-- START Supplied records --

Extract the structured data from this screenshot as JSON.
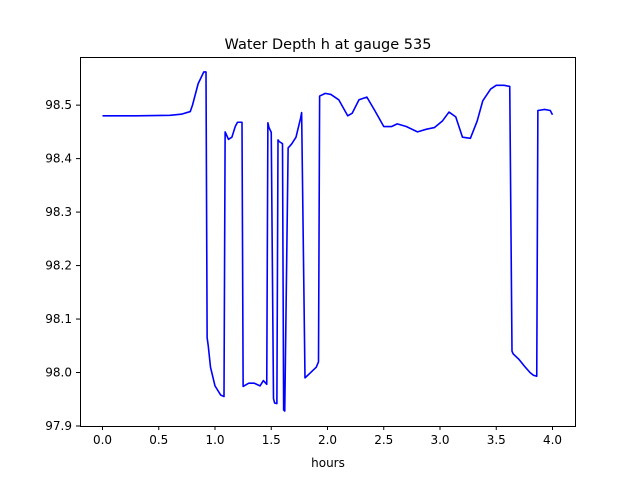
{
  "chart_data": {
    "type": "line",
    "title": "Water Depth h at gauge 535",
    "xlabel": "hours",
    "ylabel": "",
    "xlim": [
      -0.2,
      4.2
    ],
    "ylim": [
      97.9,
      98.59
    ],
    "x_ticks": [
      0.0,
      0.5,
      1.0,
      1.5,
      2.0,
      2.5,
      3.0,
      3.5,
      4.0
    ],
    "x_tick_labels": [
      "0.0",
      "0.5",
      "1.0",
      "1.5",
      "2.0",
      "2.5",
      "3.0",
      "3.5",
      "4.0"
    ],
    "y_ticks": [
      97.9,
      98.0,
      98.1,
      98.2,
      98.3,
      98.4,
      98.5
    ],
    "y_tick_labels": [
      "97.9",
      "98.0",
      "98.1",
      "98.2",
      "98.3",
      "98.4",
      "98.5"
    ],
    "grid": false,
    "series": [
      {
        "color": "#0000ff",
        "x": [
          0.0,
          0.3,
          0.6,
          0.7,
          0.78,
          0.8,
          0.85,
          0.9,
          0.92,
          0.93,
          0.94,
          0.96,
          1.0,
          1.05,
          1.08,
          1.09,
          1.12,
          1.15,
          1.18,
          1.2,
          1.24,
          1.25,
          1.3,
          1.35,
          1.4,
          1.43,
          1.46,
          1.47,
          1.48,
          1.5,
          1.52,
          1.53,
          1.55,
          1.56,
          1.57,
          1.6,
          1.61,
          1.62,
          1.65,
          1.68,
          1.72,
          1.76,
          1.77,
          1.8,
          1.85,
          1.9,
          1.92,
          1.93,
          1.98,
          2.03,
          2.1,
          2.18,
          2.22,
          2.28,
          2.35,
          2.42,
          2.5,
          2.57,
          2.62,
          2.7,
          2.8,
          2.88,
          2.95,
          3.02,
          3.08,
          3.14,
          3.2,
          3.27,
          3.33,
          3.38,
          3.45,
          3.5,
          3.57,
          3.62,
          3.64,
          3.65,
          3.7,
          3.75,
          3.8,
          3.83,
          3.86,
          3.87,
          3.93,
          3.98,
          4.0
        ],
        "y": [
          98.48,
          98.48,
          98.481,
          98.483,
          98.488,
          98.5,
          98.54,
          98.562,
          98.562,
          98.065,
          98.05,
          98.01,
          97.975,
          97.958,
          97.955,
          98.45,
          98.436,
          98.44,
          98.46,
          98.468,
          98.468,
          97.974,
          97.98,
          97.98,
          97.975,
          97.985,
          97.978,
          98.467,
          98.458,
          98.449,
          97.951,
          97.943,
          97.942,
          98.435,
          98.432,
          98.428,
          97.93,
          97.928,
          98.42,
          98.427,
          98.44,
          98.475,
          98.486,
          97.99,
          98.0,
          98.01,
          98.02,
          98.517,
          98.522,
          98.52,
          98.51,
          98.48,
          98.485,
          98.51,
          98.515,
          98.49,
          98.46,
          98.46,
          98.465,
          98.46,
          98.45,
          98.455,
          98.458,
          98.47,
          98.487,
          98.478,
          98.44,
          98.438,
          98.47,
          98.508,
          98.53,
          98.537,
          98.537,
          98.535,
          98.04,
          98.035,
          98.025,
          98.012,
          98.0,
          97.995,
          97.993,
          98.49,
          98.492,
          98.49,
          98.482
        ]
      }
    ]
  }
}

-- END Supplied records --

#### Problem statement:
The data should be printed again unchanged; leave its pictures out.

#### Task result:
Extract the structured data from this screenshot as JSON.
{
  "chart_data": {
    "type": "line",
    "title": "Water Depth h at gauge 535",
    "xlabel": "hours",
    "ylabel": "",
    "xlim": [
      -0.2,
      4.2
    ],
    "ylim": [
      97.9,
      98.59
    ],
    "x_ticks": [
      0.0,
      0.5,
      1.0,
      1.5,
      2.0,
      2.5,
      3.0,
      3.5,
      4.0
    ],
    "x_tick_labels": [
      "0.0",
      "0.5",
      "1.0",
      "1.5",
      "2.0",
      "2.5",
      "3.0",
      "3.5",
      "4.0"
    ],
    "y_ticks": [
      97.9,
      98.0,
      98.1,
      98.2,
      98.3,
      98.4,
      98.5
    ],
    "y_tick_labels": [
      "97.9",
      "98.0",
      "98.1",
      "98.2",
      "98.3",
      "98.4",
      "98.5"
    ],
    "grid": false,
    "series": [
      {
        "color": "#0000ff",
        "x": [
          0.0,
          0.3,
          0.6,
          0.7,
          0.78,
          0.8,
          0.85,
          0.9,
          0.92,
          0.93,
          0.94,
          0.96,
          1.0,
          1.05,
          1.08,
          1.09,
          1.12,
          1.15,
          1.18,
          1.2,
          1.24,
          1.25,
          1.3,
          1.35,
          1.4,
          1.43,
          1.46,
          1.47,
          1.48,
          1.5,
          1.52,
          1.53,
          1.55,
          1.56,
          1.57,
          1.6,
          1.61,
          1.62,
          1.65,
          1.68,
          1.72,
          1.76,
          1.77,
          1.8,
          1.85,
          1.9,
          1.92,
          1.93,
          1.98,
          2.03,
          2.1,
          2.18,
          2.22,
          2.28,
          2.35,
          2.42,
          2.5,
          2.57,
          2.62,
          2.7,
          2.8,
          2.88,
          2.95,
          3.02,
          3.08,
          3.14,
          3.2,
          3.27,
          3.33,
          3.38,
          3.45,
          3.5,
          3.57,
          3.62,
          3.64,
          3.65,
          3.7,
          3.75,
          3.8,
          3.83,
          3.86,
          3.87,
          3.93,
          3.98,
          4.0
        ],
        "y": [
          98.48,
          98.48,
          98.481,
          98.483,
          98.488,
          98.5,
          98.54,
          98.562,
          98.562,
          98.065,
          98.05,
          98.01,
          97.975,
          97.958,
          97.955,
          98.45,
          98.436,
          98.44,
          98.46,
          98.468,
          98.468,
          97.974,
          97.98,
          97.98,
          97.975,
          97.985,
          97.978,
          98.467,
          98.458,
          98.449,
          97.951,
          97.943,
          97.942,
          98.435,
          98.432,
          98.428,
          97.93,
          97.928,
          98.42,
          98.427,
          98.44,
          98.475,
          98.486,
          97.99,
          98.0,
          98.01,
          98.02,
          98.517,
          98.522,
          98.52,
          98.51,
          98.48,
          98.485,
          98.51,
          98.515,
          98.49,
          98.46,
          98.46,
          98.465,
          98.46,
          98.45,
          98.455,
          98.458,
          98.47,
          98.487,
          98.478,
          98.44,
          98.438,
          98.47,
          98.508,
          98.53,
          98.537,
          98.537,
          98.535,
          98.04,
          98.035,
          98.025,
          98.012,
          98.0,
          97.995,
          97.993,
          98.49,
          98.492,
          98.49,
          98.482
        ]
      }
    ]
  }
}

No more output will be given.